* begin SOURCE TEXT *

Experimental process; a left placing the shading configuration; b right measuring the reflected light through the hole carved in the scaled box

Numerical Simulations: DIVA

Regarding the computational studies, Rhinoceros–NURBS modeler was used as the modeling platform with DIVA-for-Rhino plugin that allows for highly optimized daylighting and energy modeling. The simulations are based on powerful environmental performance engines such as Radiance, Daysim and Energy Plus (Jakubiec et al. 2011). The simulation process in DIVA started with a set of basic assumptions about the materials by assigning the default materials to the wall surfaces. The outcomes of the simulation study were compared to the results of the experimental study, and the materials were being altered one at a time, to obtain the closest results with the experiment. Finally, a material setting that yielded the closest outcome compared with experimental studies was recorded (Table 2). The simulation results are illustrated in Table 3.

Table 2 Final DIVA for Rhino settings
Table 3 A Simulation study, rendering, luminance false-color image and the illuminance grid

Flamingo nXt Simulations

Regarding the computational studies, a second software was also used for the numerical studies. Flamingo nXt is a renderer engine for Rhino, which uses a method of multi-pass refinement. It can place a range of lights on different channels, which can be edited later without the need to re-render the scene. Flamingo nXt produces realistic results by simulating light transport in the model. Indirect lighting, as well as complex reflection and refraction, can be incorporated into the simulation. After the simulation is completed, the image can be saved as a “native Flamingo nXt file”. This file can be browsed and opened in the Rhino scene while the user can detect the luminance values by hovering the mouse over the desired points. Using Flamingo, the luminance value can be detected with the different material setting. For the simulation, “Pure matt”, “black matt”, “grey dark matt”, “basic clear glass” and “pure matt” were assigned to all white surfaces, black walls, outside ground, glazing and shading screens respectively. The date and time matched the first simulation. These values are plotted along with the experimental results. The material and sky settings that lead to result close to the experimental outcomes were opted for future simulations.

* end SOURCE TEXT *

TASK SET:
• a. Name the environmental performance engines that the DIVA simulations in the daylighting text are based on.
• b. Pick up the daylighting simulation text after its final sentence and continue it.
The records aren't needed for any of this.

* begin RECORD SET *

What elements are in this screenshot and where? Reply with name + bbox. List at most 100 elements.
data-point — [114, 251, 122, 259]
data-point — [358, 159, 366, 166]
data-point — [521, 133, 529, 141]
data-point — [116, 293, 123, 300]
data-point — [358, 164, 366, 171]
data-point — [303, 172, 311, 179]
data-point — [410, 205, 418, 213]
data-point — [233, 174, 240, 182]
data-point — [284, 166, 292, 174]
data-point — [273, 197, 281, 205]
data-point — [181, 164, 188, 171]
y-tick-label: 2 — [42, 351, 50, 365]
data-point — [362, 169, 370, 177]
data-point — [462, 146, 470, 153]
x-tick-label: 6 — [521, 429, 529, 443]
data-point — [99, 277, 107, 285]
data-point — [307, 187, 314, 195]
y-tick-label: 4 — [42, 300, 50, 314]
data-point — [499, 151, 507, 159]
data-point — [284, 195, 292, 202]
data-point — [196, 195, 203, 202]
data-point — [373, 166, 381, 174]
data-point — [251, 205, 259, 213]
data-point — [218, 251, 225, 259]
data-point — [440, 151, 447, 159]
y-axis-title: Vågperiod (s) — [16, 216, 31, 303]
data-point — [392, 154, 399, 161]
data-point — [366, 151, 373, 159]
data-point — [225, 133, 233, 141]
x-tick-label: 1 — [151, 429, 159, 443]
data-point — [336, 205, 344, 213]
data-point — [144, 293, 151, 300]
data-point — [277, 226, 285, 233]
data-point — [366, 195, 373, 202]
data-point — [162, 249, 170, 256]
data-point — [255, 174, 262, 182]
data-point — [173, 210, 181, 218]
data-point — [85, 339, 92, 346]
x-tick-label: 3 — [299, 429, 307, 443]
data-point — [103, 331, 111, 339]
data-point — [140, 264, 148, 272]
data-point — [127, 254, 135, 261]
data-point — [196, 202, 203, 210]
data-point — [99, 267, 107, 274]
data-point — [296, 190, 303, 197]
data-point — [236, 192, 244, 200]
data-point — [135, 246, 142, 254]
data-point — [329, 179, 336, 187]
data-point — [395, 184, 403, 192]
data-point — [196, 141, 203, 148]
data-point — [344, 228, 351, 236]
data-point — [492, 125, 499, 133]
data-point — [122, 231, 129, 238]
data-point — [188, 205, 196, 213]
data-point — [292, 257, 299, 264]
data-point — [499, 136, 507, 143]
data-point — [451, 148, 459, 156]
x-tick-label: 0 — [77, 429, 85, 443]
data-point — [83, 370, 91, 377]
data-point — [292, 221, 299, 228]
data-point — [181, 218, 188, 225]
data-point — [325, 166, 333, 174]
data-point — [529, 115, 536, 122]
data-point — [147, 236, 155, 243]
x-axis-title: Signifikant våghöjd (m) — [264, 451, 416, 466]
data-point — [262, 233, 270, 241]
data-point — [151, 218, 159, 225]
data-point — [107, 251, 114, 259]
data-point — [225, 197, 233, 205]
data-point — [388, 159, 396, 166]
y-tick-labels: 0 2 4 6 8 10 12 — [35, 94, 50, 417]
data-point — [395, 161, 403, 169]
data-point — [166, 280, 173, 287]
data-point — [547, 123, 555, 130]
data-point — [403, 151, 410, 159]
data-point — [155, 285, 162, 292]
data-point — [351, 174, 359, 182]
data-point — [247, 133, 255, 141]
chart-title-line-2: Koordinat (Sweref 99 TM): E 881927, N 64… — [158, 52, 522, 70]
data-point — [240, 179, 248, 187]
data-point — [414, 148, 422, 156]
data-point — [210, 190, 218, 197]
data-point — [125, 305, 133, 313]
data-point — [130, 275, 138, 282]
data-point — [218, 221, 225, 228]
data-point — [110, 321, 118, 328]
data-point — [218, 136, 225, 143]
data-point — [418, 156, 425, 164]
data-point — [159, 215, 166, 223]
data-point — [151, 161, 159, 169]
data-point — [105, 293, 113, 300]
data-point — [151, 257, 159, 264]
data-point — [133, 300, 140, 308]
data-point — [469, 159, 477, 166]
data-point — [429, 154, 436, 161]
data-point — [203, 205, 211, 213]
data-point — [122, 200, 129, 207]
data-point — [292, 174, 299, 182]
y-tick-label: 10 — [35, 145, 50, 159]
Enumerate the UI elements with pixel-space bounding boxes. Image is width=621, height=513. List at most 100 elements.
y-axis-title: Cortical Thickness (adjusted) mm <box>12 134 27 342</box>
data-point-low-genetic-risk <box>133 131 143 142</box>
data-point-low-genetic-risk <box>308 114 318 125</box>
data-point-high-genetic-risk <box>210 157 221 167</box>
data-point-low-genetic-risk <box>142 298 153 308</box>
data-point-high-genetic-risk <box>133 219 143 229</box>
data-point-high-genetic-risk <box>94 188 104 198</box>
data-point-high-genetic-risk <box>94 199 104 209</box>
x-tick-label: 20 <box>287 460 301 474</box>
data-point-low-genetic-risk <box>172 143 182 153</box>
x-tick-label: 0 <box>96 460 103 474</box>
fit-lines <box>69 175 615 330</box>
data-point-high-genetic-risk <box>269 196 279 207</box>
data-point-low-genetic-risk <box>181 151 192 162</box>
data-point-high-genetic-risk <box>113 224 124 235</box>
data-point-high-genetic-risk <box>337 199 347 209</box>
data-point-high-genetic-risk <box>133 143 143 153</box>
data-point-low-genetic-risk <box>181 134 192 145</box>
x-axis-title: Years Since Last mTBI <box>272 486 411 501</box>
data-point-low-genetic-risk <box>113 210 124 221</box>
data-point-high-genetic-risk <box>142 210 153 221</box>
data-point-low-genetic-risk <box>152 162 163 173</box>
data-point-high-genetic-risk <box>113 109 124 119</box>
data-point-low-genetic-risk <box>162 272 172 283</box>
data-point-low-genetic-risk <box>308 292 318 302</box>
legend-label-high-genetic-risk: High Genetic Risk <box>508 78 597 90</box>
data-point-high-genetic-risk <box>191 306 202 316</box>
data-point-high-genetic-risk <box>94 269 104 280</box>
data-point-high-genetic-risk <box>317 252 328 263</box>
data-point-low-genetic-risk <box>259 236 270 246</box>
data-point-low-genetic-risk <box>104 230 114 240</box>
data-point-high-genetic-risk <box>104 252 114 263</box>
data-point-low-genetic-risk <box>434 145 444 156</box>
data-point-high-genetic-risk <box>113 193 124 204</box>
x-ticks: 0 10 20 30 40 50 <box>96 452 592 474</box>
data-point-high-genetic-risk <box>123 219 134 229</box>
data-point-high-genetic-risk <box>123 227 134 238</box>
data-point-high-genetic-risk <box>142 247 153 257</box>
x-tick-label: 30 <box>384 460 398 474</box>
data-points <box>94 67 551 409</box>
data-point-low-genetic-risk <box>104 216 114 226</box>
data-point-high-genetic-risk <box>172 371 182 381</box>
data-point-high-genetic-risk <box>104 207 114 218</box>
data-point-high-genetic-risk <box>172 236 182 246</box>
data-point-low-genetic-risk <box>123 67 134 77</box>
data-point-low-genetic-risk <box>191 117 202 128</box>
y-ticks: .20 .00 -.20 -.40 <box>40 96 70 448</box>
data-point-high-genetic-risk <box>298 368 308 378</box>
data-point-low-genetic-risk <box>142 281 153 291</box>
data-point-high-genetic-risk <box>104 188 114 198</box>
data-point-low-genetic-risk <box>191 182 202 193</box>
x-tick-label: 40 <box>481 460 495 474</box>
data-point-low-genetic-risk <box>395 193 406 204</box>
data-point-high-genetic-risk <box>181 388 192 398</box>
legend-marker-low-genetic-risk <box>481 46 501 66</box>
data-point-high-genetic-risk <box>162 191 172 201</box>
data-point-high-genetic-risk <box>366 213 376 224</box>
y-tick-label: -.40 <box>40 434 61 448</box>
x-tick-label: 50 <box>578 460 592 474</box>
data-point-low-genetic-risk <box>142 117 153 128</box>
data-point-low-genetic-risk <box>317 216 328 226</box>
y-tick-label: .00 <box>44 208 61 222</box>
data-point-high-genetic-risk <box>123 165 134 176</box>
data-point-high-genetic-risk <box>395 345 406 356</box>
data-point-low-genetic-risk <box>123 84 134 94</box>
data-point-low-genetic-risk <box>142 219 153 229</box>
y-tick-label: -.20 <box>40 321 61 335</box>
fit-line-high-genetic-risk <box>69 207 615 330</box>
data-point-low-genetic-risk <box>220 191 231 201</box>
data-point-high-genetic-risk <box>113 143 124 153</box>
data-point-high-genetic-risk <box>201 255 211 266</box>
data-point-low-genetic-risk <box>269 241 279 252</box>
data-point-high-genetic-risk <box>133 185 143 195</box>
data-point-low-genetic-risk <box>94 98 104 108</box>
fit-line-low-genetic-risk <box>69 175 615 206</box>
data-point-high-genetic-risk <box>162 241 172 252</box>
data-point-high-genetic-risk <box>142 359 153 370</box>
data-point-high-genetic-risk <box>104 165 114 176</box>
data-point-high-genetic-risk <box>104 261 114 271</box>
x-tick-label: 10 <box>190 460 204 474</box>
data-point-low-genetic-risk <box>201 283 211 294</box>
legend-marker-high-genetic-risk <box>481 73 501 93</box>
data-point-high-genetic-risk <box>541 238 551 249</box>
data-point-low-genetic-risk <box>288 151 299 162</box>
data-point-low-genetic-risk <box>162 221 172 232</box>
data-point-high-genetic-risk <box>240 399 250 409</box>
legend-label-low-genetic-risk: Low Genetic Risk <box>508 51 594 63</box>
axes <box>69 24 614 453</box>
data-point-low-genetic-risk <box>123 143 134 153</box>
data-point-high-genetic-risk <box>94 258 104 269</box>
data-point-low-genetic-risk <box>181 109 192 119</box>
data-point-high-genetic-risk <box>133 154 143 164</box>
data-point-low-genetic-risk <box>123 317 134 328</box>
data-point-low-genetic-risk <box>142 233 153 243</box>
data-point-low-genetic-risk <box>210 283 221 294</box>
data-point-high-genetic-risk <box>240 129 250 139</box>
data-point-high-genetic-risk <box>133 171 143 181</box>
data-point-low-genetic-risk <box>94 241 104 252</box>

* end RECORD SET *

EXPECTED ANSWERS:
• a. Radiance, Daysim and Energy Plus

• b.
Calibration Results

To calibrate results, output from DIVA and in Flamingo were compared with the experimental results. The comparison is plotted in Fig. 26 and show good agreement with measurements and DIVA simulation tool. The verification provided a ground to employ simulation for further studies. Simulation studies are faster and less expensive, and they provide advantages as Reinhart (2014) points out: “Although scale models are superior to simulation-based exploration in terms of accuracy, but simulations are less expensive and save on time in terms of constructing models” (Reinhart 2014:182). It is expected that the results provide a robust platform to conduct further analysis using these programs. This calibration also aids in better understanding the accuracy of the programs, as well as helps identify their positive and negative features (Sun et al. 2014).

Fig. 26
figure 26

The final comparison between experimental measurements, DIVA plugin, and Flamingo nXt simulations. The plot demonstrates a good agreement among them

Numerical Study of a Screen Inspired by Persian Patterns

Once the simulation results were verified through experimental studies, various shading screens were simulated to assess their performance. A shading screen inspired by the “square-based twelve-pointed star”, illustrated in Fig. 17 was designed and modeled. The perforation ratio of this screen was 41 %, which is very close to case study 3 (see Tables 1, 3). Maintaining the same perforation ratio, the resolution of the pattern was varied to create four different shading configurations (Fig. 27). It should be noted that the embossed lines were not modeled here since the perforation ratio, and the granularity of a pattern are not related to the presence of the embossed lines. The visualization and the false color rendering of the screen are presented in Table 4.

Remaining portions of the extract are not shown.